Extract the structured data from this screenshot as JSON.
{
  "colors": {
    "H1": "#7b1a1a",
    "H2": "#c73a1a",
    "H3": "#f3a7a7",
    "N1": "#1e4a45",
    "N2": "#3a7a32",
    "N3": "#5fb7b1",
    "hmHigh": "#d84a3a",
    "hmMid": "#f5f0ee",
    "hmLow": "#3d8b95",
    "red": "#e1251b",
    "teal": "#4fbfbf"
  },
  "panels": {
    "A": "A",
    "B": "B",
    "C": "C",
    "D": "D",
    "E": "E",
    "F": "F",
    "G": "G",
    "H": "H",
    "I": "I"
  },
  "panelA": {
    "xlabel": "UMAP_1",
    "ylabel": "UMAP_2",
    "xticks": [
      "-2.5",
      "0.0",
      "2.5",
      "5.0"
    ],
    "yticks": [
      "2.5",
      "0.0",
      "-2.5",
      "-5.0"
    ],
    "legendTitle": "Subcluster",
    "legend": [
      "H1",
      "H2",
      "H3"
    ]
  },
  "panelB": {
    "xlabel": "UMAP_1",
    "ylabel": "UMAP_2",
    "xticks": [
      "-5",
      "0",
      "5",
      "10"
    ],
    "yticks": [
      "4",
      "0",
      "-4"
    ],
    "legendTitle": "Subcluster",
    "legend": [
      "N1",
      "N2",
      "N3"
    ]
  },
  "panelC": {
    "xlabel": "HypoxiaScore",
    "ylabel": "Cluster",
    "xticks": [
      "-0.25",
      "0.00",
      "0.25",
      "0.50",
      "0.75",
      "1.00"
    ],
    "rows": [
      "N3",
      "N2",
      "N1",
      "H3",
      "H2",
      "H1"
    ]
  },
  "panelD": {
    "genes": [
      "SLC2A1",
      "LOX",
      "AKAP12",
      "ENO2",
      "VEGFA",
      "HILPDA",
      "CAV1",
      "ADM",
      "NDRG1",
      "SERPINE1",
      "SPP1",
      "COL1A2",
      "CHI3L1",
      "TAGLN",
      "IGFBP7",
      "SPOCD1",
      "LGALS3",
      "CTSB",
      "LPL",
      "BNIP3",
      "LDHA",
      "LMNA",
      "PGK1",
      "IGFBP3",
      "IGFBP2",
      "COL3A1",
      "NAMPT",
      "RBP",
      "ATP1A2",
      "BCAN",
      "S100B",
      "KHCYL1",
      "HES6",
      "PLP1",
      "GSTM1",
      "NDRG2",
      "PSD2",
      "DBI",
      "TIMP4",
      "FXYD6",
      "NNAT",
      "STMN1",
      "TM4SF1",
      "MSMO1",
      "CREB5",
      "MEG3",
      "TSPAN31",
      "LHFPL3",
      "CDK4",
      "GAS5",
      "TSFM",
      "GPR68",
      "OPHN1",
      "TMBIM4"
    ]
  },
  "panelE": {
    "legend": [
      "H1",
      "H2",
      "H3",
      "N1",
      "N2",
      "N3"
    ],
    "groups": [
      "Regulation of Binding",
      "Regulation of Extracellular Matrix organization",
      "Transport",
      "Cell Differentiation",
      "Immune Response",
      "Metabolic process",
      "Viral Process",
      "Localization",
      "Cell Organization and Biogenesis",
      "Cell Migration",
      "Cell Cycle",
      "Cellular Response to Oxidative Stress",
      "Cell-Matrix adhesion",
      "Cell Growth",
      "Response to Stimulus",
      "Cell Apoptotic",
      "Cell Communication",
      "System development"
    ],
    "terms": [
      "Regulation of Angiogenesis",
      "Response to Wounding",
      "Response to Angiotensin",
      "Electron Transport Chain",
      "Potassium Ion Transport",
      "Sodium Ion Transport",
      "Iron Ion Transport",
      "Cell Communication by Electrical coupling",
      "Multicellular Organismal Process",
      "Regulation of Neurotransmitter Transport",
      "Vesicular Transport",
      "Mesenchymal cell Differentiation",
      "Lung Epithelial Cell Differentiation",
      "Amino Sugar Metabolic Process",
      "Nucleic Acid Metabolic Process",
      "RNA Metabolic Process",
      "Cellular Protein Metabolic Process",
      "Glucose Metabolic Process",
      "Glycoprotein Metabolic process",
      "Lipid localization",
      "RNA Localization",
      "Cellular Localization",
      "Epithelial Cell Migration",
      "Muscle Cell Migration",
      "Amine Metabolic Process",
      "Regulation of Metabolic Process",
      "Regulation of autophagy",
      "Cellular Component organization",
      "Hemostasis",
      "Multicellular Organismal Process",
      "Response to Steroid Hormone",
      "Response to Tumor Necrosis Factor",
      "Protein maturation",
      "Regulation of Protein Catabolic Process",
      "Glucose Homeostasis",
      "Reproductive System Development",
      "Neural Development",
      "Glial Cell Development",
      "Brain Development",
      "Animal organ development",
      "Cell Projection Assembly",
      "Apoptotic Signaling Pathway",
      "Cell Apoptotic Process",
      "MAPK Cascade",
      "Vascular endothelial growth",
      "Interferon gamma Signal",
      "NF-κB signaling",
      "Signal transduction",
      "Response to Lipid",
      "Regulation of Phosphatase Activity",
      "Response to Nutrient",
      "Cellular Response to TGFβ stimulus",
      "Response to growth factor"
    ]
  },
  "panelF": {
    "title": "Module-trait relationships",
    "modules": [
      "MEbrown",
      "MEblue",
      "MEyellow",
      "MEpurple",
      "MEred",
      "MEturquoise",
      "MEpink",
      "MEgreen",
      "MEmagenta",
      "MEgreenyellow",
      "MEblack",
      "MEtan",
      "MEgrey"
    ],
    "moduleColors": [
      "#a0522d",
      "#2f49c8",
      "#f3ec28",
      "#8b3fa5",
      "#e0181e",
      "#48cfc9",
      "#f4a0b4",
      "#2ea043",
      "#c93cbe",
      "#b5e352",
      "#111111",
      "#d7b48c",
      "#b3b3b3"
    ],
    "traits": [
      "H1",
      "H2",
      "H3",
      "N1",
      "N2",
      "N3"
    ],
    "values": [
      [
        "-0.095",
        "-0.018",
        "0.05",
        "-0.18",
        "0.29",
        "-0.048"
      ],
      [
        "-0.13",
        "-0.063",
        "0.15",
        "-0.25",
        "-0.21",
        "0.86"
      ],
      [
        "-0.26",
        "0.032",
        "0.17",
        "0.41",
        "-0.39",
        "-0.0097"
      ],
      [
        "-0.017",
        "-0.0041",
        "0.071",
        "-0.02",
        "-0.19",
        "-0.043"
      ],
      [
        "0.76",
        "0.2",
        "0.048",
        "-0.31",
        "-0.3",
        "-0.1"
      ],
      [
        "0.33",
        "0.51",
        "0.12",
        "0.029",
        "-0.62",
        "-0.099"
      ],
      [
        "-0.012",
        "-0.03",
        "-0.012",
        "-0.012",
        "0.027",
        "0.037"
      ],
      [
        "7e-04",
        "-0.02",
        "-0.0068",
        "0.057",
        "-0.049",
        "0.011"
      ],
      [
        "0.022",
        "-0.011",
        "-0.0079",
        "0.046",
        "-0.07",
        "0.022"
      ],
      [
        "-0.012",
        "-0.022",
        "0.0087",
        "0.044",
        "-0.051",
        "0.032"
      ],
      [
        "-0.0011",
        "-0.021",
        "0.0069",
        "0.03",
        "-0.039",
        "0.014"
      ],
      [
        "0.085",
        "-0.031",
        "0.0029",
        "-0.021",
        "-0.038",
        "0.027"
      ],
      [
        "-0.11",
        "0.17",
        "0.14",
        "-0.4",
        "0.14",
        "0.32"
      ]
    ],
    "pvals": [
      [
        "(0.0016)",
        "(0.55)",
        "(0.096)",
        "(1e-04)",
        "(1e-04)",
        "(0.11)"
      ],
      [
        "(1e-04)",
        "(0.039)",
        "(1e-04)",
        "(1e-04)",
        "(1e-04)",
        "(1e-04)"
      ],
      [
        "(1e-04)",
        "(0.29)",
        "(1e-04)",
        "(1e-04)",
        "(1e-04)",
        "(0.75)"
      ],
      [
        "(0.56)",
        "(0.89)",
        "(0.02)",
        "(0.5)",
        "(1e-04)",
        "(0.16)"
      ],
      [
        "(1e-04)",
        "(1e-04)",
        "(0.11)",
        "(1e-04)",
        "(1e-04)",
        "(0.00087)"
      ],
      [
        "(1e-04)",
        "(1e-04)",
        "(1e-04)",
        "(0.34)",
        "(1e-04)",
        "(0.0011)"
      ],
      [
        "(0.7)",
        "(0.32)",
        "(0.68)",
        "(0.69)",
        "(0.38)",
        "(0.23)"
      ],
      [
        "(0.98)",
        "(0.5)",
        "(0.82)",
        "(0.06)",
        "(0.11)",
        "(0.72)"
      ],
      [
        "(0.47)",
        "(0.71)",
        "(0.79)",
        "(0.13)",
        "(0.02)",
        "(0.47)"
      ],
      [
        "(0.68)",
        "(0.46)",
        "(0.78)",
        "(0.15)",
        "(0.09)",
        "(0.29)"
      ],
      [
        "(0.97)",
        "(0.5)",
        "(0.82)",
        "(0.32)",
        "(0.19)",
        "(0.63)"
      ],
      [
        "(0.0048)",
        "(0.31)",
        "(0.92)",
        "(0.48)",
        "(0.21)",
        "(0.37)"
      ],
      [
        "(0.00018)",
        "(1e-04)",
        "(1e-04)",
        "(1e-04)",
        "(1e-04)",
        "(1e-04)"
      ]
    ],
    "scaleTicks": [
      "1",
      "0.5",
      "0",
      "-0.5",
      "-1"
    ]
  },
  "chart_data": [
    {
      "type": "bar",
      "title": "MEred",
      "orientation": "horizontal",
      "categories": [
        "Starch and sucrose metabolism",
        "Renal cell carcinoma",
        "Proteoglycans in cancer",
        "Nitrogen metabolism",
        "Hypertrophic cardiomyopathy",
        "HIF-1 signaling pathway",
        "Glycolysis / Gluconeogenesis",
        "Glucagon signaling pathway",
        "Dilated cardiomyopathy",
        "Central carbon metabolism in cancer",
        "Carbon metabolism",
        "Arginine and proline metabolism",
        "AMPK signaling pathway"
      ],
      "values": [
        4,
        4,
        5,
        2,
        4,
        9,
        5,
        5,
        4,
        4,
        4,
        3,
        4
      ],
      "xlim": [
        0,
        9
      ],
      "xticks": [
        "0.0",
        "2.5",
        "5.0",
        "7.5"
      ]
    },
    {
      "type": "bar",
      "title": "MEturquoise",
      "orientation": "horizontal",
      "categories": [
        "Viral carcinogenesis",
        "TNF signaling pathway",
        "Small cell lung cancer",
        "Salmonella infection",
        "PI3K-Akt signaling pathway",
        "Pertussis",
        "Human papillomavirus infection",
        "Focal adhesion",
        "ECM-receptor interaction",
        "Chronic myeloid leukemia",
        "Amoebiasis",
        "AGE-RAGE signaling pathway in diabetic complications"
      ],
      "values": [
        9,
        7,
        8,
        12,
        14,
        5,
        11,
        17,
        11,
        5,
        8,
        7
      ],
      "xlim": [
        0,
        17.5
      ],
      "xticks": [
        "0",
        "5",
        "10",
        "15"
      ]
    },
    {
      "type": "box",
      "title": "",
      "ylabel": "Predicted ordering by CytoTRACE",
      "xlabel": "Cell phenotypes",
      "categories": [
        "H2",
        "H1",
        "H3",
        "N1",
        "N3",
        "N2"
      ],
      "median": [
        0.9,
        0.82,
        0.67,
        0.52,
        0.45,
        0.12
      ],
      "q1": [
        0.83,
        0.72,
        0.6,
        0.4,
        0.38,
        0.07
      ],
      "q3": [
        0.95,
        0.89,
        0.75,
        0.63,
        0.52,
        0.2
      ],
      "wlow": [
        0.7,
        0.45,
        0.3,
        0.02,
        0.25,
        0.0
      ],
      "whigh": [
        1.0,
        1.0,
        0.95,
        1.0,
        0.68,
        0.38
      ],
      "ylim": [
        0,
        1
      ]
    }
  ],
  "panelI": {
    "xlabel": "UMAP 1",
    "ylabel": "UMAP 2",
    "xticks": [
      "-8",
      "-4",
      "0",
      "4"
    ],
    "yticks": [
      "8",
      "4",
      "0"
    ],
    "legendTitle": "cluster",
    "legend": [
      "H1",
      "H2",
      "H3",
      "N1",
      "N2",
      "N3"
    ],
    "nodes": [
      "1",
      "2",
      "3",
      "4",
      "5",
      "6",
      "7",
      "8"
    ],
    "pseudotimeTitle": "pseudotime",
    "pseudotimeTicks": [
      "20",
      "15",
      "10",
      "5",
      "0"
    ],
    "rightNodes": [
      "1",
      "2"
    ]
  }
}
---+---
Show all lines above that contain "Communication".

      "Cell Communication",
      "Cell Communication by Electrical coupling",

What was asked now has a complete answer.